# Job:
Check every line of the data below for the string "JSON", and copy the ones that hold it.

──────── Material for this exercise

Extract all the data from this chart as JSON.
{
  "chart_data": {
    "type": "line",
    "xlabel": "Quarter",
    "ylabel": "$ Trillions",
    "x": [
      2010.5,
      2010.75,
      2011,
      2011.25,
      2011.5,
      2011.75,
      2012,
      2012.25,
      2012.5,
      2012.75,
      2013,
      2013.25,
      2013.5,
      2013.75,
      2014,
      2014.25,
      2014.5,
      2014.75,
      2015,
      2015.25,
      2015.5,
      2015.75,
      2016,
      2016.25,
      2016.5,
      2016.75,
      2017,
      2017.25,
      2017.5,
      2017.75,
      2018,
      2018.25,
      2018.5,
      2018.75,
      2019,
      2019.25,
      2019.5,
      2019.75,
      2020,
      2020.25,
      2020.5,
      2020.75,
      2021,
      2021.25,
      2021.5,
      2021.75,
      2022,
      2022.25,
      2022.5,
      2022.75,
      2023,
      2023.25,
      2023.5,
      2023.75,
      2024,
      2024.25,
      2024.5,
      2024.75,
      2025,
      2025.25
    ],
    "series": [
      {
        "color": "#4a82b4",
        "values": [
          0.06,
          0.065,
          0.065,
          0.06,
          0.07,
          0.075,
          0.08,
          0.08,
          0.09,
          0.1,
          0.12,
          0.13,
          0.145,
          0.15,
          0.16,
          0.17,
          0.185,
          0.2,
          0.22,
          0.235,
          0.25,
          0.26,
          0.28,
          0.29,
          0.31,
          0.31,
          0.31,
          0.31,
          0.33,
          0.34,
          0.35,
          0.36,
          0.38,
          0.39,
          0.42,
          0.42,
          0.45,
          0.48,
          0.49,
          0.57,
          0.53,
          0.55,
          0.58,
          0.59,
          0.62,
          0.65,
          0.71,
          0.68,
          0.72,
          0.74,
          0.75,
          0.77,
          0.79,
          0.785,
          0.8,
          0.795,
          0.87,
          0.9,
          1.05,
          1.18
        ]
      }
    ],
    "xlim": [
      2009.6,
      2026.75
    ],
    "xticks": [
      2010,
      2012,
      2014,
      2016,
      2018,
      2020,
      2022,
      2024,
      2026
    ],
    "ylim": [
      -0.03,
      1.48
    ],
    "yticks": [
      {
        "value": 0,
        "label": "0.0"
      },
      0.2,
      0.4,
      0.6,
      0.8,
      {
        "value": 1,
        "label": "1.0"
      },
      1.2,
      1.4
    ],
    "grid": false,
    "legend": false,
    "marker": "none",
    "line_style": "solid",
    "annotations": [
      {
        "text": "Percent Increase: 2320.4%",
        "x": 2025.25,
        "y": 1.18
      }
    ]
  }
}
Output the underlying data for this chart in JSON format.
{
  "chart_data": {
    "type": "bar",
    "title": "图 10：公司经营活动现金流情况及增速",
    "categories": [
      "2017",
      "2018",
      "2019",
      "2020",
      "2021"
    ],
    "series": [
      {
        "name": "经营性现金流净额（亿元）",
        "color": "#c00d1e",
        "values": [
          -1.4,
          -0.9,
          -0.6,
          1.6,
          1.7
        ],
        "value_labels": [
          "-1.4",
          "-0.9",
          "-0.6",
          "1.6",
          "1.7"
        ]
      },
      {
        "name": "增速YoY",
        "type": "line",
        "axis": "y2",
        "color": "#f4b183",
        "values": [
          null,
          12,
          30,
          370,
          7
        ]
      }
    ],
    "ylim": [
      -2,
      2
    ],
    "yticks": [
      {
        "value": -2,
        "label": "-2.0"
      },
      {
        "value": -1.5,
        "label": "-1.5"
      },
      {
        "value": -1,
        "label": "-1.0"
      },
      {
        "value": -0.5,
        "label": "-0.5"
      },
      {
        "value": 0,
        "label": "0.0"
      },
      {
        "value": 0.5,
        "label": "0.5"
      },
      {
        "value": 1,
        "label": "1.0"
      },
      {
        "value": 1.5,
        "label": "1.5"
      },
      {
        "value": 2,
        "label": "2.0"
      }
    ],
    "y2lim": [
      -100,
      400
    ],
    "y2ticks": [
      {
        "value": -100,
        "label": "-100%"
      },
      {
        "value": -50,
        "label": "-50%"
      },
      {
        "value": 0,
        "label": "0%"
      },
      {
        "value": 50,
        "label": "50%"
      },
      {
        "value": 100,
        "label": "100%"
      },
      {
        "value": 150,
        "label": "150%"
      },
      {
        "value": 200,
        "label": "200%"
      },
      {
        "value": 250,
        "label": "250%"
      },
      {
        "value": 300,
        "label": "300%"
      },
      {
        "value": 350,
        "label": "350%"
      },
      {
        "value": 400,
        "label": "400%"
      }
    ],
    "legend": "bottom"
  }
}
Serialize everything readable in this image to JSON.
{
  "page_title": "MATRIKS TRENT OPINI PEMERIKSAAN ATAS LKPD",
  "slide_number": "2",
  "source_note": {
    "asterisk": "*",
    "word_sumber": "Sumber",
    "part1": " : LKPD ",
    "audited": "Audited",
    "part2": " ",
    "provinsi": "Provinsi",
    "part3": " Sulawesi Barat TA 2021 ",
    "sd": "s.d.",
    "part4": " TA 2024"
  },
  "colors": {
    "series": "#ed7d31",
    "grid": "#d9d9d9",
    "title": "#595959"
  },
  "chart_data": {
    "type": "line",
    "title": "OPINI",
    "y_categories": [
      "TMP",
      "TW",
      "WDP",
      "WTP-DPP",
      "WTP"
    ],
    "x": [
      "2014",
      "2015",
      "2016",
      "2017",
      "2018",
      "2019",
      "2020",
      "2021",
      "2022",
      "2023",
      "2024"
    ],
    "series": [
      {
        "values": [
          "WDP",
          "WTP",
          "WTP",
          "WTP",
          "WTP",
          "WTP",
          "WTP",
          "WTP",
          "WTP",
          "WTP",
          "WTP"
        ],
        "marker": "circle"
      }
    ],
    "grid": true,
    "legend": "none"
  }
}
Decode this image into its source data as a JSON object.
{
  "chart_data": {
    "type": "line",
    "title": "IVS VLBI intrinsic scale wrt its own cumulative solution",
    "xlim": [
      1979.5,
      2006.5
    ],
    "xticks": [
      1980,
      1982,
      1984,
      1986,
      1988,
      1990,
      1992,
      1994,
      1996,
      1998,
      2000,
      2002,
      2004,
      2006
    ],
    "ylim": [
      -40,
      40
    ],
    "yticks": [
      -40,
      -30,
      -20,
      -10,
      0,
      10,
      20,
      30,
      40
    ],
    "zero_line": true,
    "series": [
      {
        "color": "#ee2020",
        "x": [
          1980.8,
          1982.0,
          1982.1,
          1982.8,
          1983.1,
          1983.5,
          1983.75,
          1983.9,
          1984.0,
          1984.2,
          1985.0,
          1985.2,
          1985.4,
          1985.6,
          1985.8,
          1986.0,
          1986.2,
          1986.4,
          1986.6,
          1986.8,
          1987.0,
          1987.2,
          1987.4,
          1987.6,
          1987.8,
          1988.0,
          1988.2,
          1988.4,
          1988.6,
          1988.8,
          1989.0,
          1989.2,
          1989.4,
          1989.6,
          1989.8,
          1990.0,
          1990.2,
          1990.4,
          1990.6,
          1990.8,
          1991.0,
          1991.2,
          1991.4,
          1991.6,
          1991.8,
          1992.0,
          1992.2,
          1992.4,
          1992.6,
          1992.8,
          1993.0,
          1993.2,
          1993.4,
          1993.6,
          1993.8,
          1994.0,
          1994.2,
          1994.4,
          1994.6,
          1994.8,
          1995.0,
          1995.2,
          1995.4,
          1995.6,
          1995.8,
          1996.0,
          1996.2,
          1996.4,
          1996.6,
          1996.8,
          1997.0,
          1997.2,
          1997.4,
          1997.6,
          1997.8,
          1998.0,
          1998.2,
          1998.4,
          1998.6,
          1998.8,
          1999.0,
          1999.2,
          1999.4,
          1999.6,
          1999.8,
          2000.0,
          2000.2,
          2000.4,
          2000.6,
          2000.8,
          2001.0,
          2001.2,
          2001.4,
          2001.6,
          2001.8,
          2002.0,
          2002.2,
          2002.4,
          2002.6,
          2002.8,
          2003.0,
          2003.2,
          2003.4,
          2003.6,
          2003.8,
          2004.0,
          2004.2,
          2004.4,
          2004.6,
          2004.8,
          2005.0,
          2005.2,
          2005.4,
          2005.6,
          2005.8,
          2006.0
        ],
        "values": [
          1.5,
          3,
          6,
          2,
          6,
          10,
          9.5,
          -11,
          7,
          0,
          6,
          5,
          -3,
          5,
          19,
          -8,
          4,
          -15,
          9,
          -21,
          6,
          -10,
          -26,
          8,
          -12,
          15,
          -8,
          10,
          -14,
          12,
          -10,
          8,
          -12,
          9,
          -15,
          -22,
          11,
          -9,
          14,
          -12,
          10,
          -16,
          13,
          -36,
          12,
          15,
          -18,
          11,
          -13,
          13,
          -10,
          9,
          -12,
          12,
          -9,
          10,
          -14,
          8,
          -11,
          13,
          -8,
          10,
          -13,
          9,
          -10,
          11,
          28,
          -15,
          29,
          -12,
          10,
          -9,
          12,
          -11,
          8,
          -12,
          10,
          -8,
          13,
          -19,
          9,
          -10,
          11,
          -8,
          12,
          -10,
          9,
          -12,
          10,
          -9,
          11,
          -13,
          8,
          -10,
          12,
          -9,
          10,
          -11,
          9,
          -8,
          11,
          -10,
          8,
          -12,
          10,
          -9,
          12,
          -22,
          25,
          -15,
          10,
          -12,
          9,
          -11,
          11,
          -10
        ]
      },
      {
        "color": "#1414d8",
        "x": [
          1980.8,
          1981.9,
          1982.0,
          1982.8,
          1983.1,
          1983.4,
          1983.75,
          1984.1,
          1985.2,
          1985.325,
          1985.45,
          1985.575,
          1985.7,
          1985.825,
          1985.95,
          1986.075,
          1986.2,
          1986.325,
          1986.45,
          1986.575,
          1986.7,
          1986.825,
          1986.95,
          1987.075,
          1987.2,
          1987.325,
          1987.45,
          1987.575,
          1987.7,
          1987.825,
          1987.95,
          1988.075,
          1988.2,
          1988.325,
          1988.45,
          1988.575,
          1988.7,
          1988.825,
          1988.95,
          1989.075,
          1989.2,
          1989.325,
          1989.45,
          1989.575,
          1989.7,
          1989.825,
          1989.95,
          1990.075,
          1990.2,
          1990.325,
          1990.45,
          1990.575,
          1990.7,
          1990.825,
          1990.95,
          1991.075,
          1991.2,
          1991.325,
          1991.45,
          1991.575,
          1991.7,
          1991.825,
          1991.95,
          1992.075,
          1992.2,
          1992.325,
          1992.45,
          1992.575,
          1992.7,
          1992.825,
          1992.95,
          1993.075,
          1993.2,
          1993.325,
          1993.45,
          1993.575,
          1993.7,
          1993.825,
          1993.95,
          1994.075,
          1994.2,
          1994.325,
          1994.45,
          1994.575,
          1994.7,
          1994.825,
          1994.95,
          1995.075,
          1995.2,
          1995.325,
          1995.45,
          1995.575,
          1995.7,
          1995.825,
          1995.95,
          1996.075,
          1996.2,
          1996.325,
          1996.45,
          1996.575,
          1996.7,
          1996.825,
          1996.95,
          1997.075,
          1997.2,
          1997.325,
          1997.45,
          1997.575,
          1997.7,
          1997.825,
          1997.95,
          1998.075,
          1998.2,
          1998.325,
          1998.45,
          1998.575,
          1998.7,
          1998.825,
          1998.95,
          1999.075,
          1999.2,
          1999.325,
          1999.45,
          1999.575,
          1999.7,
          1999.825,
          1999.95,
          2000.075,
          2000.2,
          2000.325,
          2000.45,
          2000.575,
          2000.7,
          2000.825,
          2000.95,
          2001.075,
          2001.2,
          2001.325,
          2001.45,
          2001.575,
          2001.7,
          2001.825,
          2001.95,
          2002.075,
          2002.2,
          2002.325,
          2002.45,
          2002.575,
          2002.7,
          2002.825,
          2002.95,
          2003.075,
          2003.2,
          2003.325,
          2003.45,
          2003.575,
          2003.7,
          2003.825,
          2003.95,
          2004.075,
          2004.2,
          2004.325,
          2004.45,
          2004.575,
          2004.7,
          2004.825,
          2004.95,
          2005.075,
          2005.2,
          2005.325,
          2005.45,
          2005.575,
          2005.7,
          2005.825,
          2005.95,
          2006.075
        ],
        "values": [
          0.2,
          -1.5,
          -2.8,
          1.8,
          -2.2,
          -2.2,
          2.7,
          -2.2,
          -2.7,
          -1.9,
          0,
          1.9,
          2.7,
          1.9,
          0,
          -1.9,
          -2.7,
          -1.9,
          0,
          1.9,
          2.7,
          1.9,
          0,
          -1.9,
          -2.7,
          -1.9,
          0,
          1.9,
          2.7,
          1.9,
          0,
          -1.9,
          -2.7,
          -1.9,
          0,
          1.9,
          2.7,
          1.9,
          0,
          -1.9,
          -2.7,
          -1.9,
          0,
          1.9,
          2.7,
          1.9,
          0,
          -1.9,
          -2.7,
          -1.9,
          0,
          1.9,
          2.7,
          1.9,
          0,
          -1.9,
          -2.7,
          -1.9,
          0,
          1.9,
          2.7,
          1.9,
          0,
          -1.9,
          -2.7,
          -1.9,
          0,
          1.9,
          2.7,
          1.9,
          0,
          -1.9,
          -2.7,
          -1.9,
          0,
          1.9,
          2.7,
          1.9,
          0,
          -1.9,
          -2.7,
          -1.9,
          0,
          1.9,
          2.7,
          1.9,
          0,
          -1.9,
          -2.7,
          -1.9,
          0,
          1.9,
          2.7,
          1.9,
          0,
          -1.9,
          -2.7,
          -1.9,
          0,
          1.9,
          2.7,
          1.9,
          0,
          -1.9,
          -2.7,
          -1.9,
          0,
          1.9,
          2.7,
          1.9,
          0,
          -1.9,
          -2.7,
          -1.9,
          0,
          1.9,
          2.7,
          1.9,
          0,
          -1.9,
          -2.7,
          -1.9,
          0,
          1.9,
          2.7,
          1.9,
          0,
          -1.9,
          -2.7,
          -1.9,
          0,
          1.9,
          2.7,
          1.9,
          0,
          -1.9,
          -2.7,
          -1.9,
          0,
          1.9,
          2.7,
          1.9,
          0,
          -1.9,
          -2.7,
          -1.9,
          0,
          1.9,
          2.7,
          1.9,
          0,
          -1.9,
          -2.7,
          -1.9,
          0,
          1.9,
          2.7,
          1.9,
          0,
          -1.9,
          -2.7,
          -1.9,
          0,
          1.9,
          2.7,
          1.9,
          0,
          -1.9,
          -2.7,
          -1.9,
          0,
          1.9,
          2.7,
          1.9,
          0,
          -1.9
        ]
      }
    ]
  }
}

────────────────

# The answer:
Extract all the data from this chart as JSON.
Output the underlying data for this chart in JSON format.
Serialize everything readable in this image to JSON.
Decode this image into its source data as a JSON object.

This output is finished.